▶ **Task**
Retype each record shown below, leaving every character as it is.

▶ **Record set**
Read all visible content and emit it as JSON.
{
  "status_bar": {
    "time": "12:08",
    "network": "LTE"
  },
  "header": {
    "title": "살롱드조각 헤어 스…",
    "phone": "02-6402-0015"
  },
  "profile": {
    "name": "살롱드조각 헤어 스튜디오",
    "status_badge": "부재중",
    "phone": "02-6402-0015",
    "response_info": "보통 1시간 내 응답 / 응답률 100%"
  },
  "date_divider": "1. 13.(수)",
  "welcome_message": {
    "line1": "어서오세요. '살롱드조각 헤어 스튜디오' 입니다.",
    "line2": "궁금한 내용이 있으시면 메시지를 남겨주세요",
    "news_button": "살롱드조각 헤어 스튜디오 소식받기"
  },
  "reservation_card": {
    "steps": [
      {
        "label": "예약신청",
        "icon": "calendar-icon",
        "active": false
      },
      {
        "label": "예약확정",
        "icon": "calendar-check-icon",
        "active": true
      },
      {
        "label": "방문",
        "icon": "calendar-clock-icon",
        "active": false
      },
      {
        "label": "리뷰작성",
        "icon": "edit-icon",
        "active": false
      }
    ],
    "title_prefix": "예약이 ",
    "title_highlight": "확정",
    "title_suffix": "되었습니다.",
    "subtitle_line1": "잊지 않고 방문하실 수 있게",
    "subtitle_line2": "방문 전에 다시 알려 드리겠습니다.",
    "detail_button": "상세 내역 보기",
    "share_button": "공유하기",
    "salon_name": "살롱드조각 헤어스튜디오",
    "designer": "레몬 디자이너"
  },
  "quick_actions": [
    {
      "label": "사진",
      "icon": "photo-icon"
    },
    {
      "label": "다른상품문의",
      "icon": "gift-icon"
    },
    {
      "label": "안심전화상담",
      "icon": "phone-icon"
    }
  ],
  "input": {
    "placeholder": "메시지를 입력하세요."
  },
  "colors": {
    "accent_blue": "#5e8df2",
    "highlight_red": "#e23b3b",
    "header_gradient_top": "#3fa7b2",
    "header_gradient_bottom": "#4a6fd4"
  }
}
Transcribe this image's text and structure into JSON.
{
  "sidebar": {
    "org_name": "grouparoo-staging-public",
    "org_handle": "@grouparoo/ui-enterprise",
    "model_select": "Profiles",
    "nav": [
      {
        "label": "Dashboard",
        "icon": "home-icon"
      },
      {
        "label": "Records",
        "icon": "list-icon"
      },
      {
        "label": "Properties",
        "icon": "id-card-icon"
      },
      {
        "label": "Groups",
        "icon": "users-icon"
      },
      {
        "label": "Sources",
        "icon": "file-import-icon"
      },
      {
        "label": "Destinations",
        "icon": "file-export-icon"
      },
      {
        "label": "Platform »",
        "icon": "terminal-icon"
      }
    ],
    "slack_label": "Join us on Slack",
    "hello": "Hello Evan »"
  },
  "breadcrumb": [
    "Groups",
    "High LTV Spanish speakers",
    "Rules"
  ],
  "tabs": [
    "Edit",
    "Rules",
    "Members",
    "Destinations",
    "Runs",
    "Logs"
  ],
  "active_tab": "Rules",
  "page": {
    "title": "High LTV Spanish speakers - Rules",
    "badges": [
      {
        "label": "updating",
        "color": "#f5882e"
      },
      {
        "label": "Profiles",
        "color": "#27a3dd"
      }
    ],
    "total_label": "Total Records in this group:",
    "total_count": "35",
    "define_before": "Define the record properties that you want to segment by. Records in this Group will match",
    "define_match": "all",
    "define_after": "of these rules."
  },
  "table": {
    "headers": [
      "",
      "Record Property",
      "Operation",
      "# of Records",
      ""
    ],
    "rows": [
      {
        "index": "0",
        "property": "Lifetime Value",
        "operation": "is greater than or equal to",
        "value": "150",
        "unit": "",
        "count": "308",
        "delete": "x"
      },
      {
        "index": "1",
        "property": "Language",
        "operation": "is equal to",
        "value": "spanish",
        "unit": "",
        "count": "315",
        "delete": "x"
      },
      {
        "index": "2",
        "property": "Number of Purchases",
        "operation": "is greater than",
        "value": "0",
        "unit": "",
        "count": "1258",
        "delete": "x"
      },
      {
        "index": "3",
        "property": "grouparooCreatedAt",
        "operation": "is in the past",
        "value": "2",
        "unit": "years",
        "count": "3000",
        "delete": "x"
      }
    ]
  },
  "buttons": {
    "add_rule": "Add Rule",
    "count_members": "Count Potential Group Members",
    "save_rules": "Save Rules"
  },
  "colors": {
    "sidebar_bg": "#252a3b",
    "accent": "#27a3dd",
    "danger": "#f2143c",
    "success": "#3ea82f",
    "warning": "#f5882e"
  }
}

▶ **Solution to this task**
Read all visible content and emit it as JSON.
{
  "status_bar": {
    "time": "12:08",
    "network": "LTE"
  },
  "header": {
    "title": "살롱드조각 헤어 스…",
    "phone": "02-6402-0015"
  },
  "profile": {
    "name": "살롱드조각 헤어 스튜디오",
    "status_badge": "부재중",
    "phone": "02-6402-0015",
    "response_info": "보통 1시간 내 응답 / 응답률 100%"
  },
  "date_divider": "1. 13.(수)",
  "welcome_message": {
    "line1": "어서오세요. '살롱드조각 헤어 스튜디오' 입니다.",
    "line2": "궁금한 내용이 있으시면 메시지를 남겨주세요",
    "news_button": "살롱드조각 헤어 스튜디오 소식받기"
  },
  "reservation_card": {
    "steps": [
      {
        "label": "예약신청",
        "icon": "calendar-icon",
        "active": false
      },
      {
        "label": "예약확정",
        "icon": "calendar-check-icon",
        "active": true
      },
      {
        "label": "방문",
        "icon": "calendar-clock-icon",
        "active": false
      },
      {
        "label": "리뷰작성",
        "icon": "edit-icon",
        "active": false
      }
    ],
    "title_prefix": "예약이 ",
    "title_highlight": "확정",
    "title_suffix": "되었습니다.",
    "subtitle_line1": "잊지 않고 방문하실 수 있게",
    "subtitle_line2": "방문 전에 다시 알려 드리겠습니다.",
    "detail_button": "상세 내역 보기",
    "share_button": "공유하기",
    "salon_name": "살롱드조각 헤어스튜디오",
    "designer": "레몬 디자이너"
  },
  "quick_actions": [
    {
      "label": "사진",
      "icon": "photo-icon"
    },
    {
      "label": "다른상품문의",
      "icon": "gift-icon"
    },
    {
      "label": "안심전화상담",
      "icon": "phone-icon"
    }
  ],
  "input": {
    "placeholder": "메시지를 입력하세요."
  },
  "colors": {
    "accent_blue": "#5e8df2",
    "highlight_red": "#e23b3b",
    "header_gradient_top": "#3fa7b2",
    "header_gradient_bottom": "#4a6fd4"
  }
}
Transcribe this image's text and structure into JSON.
{
  "sidebar": {
    "org_name": "grouparoo-staging-public",
    "org_handle": "@grouparoo/ui-enterprise",
    "model_select": "Profiles",
    "nav": [
      {
        "label": "Dashboard",
        "icon": "home-icon"
      },
      {
        "label": "Records",
        "icon": "list-icon"
      },
      {
        "label": "Properties",
        "icon": "id-card-icon"
      },
      {
        "label": "Groups",
        "icon": "users-icon"
      },
      {
        "label": "Sources",
        "icon": "file-import-icon"
      },
      {
        "label": "Destinations",
        "icon": "file-export-icon"
      },
      {
        "label": "Platform »",
        "icon": "terminal-icon"
      }
    ],
    "slack_label": "Join us on Slack",
    "hello": "Hello Evan »"
  },
  "breadcrumb": [
    "Groups",
    "High LTV Spanish speakers",
    "Rules"
  ],
  "tabs": [
    "Edit",
    "Rules",
    "Members",
    "Destinations",
    "Runs",
    "Logs"
  ],
  "active_tab": "Rules",
  "page": {
    "title": "High LTV Spanish speakers - Rules",
    "badges": [
      {
        "label": "updating",
        "color": "#f5882e"
      },
      {
        "label": "Profiles",
        "color": "#27a3dd"
      }
    ],
    "total_label": "Total Records in this group:",
    "total_count": "35",
    "define_before": "Define the record properties that you want to segment by. Records in this Group will match",
    "define_match": "all",
    "define_after": "of these rules."
  },
  "table": {
    "headers": [
      "",
      "Record Property",
      "Operation",
      "# of Records",
      ""
    ],
    "rows": [
      {
        "index": "0",
        "property": "Lifetime Value",
        "operation": "is greater than or equal to",
        "value": "150",
        "unit": "",
        "count": "308",
        "delete": "x"
      },
      {
        "index": "1",
        "property": "Language",
        "operation": "is equal to",
        "value": "spanish",
        "unit": "",
        "count": "315",
        "delete": "x"
      },
      {
        "index": "2",
        "property": "Number of Purchases",
        "operation": "is greater than",
        "value": "0",
        "unit": "",
        "count": "1258",
        "delete": "x"
      },
      {
        "index": "3",
        "property": "grouparooCreatedAt",
        "operation": "is in the past",
        "value": "2",
        "unit": "years",
        "count": "3000",
        "delete": "x"
      }
    ]
  },
  "buttons": {
    "add_rule": "Add Rule",
    "count_members": "Count Potential Group Members",
    "save_rules": "Save Rules"
  },
  "colors": {
    "sidebar_bg": "#252a3b",
    "accent": "#27a3dd",
    "danger": "#f2143c",
    "success": "#3ea82f",
    "warning": "#f5882e"
  }
}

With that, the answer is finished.